Data entries:
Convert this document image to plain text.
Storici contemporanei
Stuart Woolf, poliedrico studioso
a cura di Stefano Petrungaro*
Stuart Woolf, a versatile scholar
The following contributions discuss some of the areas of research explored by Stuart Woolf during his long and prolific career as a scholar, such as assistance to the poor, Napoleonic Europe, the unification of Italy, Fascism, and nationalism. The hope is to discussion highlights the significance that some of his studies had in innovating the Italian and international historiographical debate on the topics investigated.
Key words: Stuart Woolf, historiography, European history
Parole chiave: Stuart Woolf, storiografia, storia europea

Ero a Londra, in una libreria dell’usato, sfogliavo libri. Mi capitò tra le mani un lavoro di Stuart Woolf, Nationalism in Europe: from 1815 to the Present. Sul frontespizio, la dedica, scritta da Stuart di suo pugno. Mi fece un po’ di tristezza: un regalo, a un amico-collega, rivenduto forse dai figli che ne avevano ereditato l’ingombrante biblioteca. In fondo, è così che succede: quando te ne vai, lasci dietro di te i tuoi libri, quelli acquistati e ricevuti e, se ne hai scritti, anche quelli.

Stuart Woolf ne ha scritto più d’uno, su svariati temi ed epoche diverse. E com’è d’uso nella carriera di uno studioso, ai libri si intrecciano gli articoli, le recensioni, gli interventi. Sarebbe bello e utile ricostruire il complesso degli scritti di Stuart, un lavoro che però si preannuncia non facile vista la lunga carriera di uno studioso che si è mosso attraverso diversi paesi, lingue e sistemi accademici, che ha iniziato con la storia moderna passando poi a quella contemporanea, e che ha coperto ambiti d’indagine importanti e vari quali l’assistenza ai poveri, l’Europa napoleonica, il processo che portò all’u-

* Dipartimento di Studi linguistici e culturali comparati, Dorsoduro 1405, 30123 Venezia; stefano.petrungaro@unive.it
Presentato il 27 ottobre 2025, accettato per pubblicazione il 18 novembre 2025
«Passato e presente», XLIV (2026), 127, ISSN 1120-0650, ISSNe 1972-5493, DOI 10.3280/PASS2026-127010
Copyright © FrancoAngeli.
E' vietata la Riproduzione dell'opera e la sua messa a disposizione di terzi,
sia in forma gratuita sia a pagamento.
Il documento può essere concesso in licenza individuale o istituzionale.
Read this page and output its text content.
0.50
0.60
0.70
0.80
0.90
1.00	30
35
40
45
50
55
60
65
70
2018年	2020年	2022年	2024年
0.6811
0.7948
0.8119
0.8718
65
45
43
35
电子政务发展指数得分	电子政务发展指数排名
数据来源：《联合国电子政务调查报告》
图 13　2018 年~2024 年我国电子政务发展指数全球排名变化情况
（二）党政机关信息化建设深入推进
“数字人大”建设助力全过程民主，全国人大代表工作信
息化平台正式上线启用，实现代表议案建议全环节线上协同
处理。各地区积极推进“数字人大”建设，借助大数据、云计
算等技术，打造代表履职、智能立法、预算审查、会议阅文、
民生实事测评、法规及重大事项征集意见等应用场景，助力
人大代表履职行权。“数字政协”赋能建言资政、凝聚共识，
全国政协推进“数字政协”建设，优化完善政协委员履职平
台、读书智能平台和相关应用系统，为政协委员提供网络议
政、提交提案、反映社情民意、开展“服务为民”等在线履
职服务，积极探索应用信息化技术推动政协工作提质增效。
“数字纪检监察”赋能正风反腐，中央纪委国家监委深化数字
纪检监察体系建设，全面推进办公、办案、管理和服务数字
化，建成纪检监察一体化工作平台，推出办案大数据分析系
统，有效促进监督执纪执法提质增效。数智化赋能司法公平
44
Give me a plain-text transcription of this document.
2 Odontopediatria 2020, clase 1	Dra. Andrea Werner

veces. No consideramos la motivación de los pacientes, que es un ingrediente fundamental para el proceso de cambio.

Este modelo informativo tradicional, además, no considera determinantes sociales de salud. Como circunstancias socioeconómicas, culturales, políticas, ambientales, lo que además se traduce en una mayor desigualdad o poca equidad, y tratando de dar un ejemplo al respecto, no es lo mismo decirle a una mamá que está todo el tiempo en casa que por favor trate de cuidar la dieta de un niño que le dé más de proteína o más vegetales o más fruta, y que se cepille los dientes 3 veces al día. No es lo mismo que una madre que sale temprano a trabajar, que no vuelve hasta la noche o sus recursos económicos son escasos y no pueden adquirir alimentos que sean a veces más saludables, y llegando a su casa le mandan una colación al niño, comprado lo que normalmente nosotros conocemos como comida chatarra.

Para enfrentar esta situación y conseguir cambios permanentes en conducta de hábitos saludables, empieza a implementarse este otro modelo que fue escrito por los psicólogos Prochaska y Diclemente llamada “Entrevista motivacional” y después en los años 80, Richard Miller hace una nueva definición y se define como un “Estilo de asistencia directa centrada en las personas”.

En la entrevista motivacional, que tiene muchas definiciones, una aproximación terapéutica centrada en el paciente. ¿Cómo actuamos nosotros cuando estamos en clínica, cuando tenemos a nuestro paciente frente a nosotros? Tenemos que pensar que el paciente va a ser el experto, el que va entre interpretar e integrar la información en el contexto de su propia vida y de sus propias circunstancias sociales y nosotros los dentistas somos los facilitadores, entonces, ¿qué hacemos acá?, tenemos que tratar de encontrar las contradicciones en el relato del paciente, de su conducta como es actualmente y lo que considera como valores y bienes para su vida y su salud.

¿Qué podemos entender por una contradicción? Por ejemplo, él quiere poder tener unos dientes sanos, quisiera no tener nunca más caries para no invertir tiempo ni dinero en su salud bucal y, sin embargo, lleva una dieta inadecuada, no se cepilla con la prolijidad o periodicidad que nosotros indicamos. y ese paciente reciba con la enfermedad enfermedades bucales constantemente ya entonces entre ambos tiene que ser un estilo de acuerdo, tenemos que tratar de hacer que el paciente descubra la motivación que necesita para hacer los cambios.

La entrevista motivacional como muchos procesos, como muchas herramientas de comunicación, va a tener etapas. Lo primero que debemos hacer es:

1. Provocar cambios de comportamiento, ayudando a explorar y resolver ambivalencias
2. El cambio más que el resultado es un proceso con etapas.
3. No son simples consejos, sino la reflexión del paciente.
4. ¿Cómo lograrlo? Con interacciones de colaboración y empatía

==

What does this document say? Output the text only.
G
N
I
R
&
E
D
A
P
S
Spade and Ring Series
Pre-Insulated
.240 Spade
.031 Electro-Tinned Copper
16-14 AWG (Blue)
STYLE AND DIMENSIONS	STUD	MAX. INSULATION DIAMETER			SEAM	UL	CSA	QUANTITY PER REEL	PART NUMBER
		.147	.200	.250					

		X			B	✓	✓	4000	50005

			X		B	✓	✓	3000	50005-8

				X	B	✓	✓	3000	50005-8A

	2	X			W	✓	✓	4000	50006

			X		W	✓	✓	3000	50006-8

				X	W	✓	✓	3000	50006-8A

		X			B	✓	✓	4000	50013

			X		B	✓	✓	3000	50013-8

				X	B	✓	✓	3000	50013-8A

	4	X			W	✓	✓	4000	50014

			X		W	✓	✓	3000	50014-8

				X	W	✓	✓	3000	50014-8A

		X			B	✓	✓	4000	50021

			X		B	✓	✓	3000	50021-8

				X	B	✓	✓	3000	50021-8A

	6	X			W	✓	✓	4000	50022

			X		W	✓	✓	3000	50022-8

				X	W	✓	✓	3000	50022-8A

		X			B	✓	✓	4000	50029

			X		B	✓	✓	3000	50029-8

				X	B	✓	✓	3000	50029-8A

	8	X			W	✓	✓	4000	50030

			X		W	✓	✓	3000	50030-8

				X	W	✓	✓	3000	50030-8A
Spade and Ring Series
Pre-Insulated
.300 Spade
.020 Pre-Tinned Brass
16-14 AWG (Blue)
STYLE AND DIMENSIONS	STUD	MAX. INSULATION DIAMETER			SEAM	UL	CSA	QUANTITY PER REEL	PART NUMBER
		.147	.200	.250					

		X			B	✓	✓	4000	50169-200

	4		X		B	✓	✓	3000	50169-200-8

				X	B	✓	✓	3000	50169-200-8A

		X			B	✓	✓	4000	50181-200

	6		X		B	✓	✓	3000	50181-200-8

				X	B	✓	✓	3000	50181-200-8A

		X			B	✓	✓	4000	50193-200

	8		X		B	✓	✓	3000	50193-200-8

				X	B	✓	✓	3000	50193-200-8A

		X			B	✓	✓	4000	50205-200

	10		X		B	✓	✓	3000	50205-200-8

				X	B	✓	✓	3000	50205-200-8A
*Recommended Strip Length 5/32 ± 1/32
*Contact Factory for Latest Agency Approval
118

* * *

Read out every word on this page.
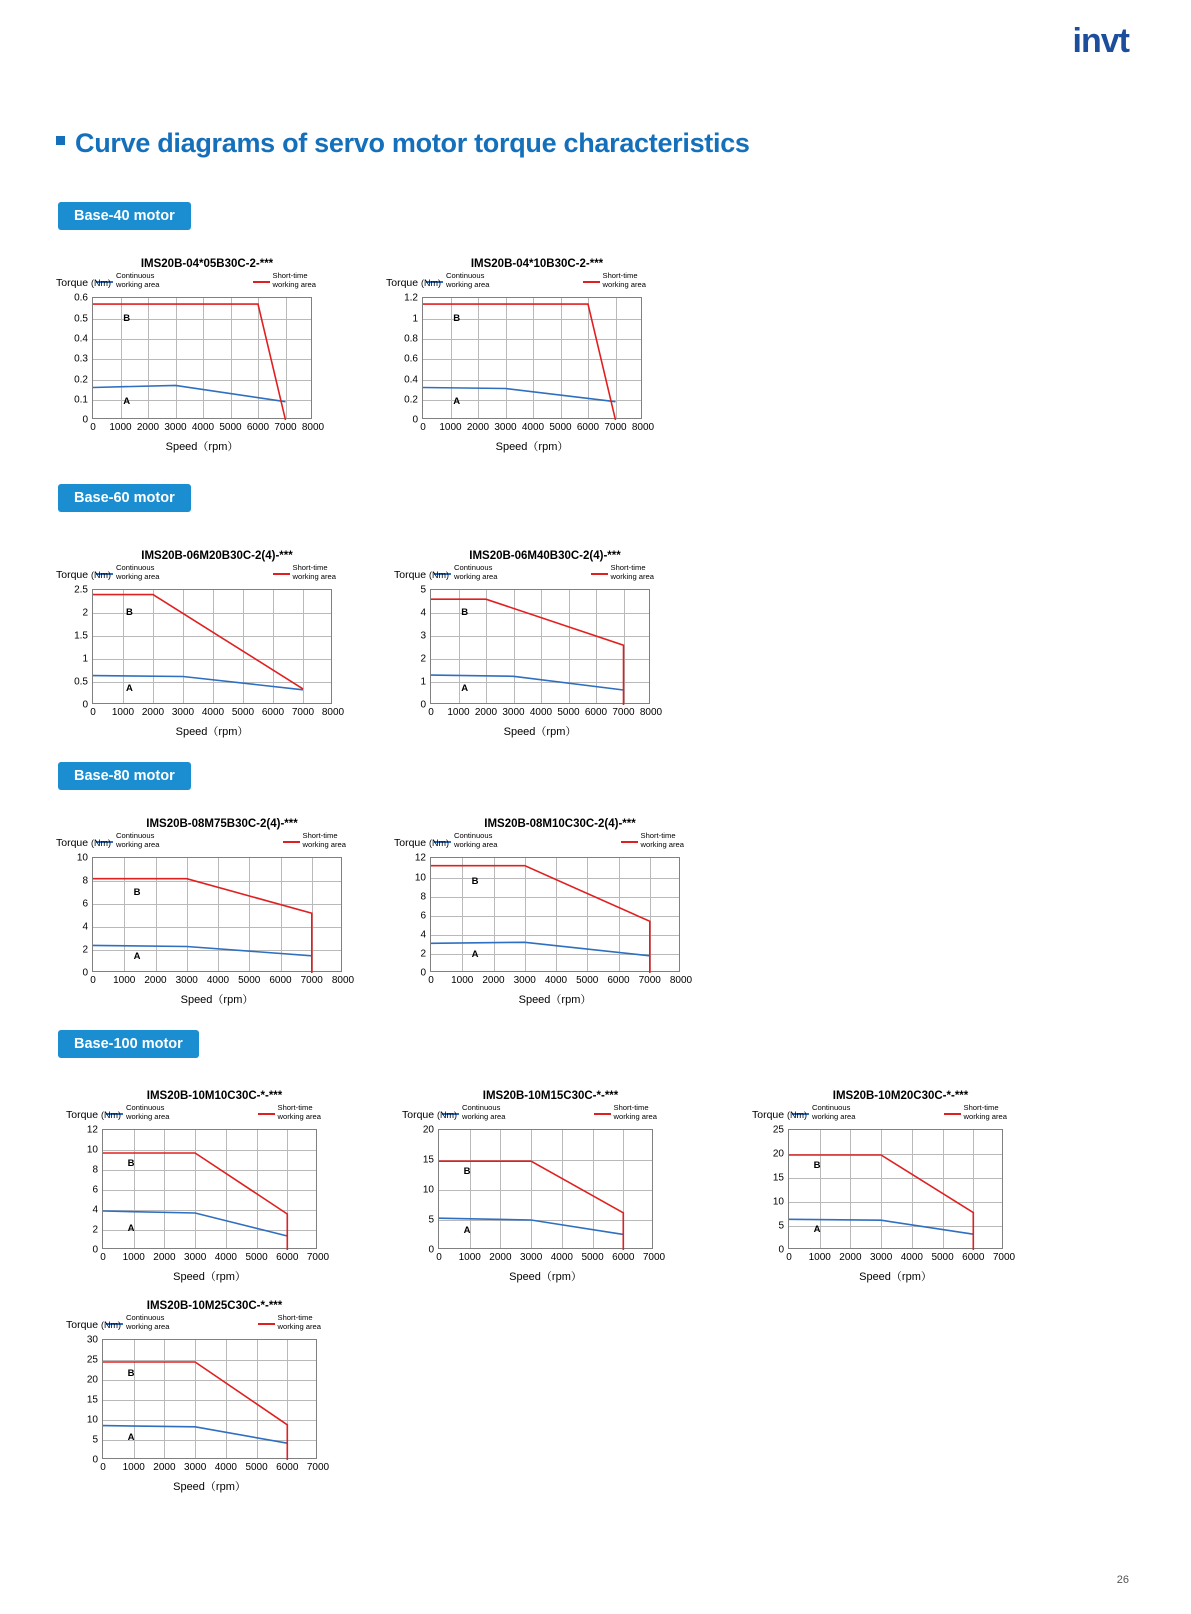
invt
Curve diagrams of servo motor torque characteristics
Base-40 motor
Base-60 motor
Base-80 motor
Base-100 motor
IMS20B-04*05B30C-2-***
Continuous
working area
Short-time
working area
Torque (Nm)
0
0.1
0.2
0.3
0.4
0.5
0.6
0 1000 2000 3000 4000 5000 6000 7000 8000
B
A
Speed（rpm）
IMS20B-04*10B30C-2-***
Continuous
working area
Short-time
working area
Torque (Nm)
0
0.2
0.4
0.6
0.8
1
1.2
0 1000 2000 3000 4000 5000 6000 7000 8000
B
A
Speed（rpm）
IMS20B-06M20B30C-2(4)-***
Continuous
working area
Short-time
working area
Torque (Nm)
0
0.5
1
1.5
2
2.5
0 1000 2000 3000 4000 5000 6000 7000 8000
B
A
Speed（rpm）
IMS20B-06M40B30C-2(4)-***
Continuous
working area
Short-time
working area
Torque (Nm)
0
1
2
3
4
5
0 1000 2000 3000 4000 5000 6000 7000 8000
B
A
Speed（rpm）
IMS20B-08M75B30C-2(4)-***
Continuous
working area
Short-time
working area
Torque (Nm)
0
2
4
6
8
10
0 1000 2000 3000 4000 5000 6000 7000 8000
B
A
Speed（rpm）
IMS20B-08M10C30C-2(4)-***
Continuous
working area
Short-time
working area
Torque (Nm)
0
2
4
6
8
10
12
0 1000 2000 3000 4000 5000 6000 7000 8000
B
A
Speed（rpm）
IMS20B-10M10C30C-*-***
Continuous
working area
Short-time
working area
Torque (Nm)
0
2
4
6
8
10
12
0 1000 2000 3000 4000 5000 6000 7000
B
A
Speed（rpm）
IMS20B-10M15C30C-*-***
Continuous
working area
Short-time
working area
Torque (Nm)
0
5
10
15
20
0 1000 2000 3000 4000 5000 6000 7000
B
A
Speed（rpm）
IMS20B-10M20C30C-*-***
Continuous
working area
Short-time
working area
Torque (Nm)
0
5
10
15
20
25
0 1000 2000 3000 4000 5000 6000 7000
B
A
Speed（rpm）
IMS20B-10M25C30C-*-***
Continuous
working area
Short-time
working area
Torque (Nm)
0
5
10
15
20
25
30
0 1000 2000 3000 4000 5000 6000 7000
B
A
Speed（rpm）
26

### What you have to do
Return all lines with the word "conducta" in them.

### Answer to the exercise
Para enfrentar esta situación y conseguir cambios permanentes en conducta de hábitos saludables, empieza a implementarse este otro modelo que fue escrito por los psicólogos Prochaska y Diclemente llamada “Entrevista motivacional” y después en los años 80, Richard Miller hace una nueva definición y se define como un “Estilo de asistencia directa centrada en las personas”.
En la entrevista motivacional, que tiene muchas definiciones, una aproximación terapéutica centrada en el paciente. ¿Cómo actuamos nosotros cuando estamos en clínica, cuando tenemos a nuestro paciente frente a nosotros? Tenemos que pensar que el paciente va a ser el experto, el que va entre interpretar e integrar la información en el contexto de su propia vida y de sus propias circunstancias sociales y nosotros los dentistas somos los facilitadores, entonces, ¿qué hacemos acá?, tenemos que tratar de encontrar las contradicciones en el relato del paciente, de su conducta como es actualmente y lo que considera como valores y bienes para su vida y su salud.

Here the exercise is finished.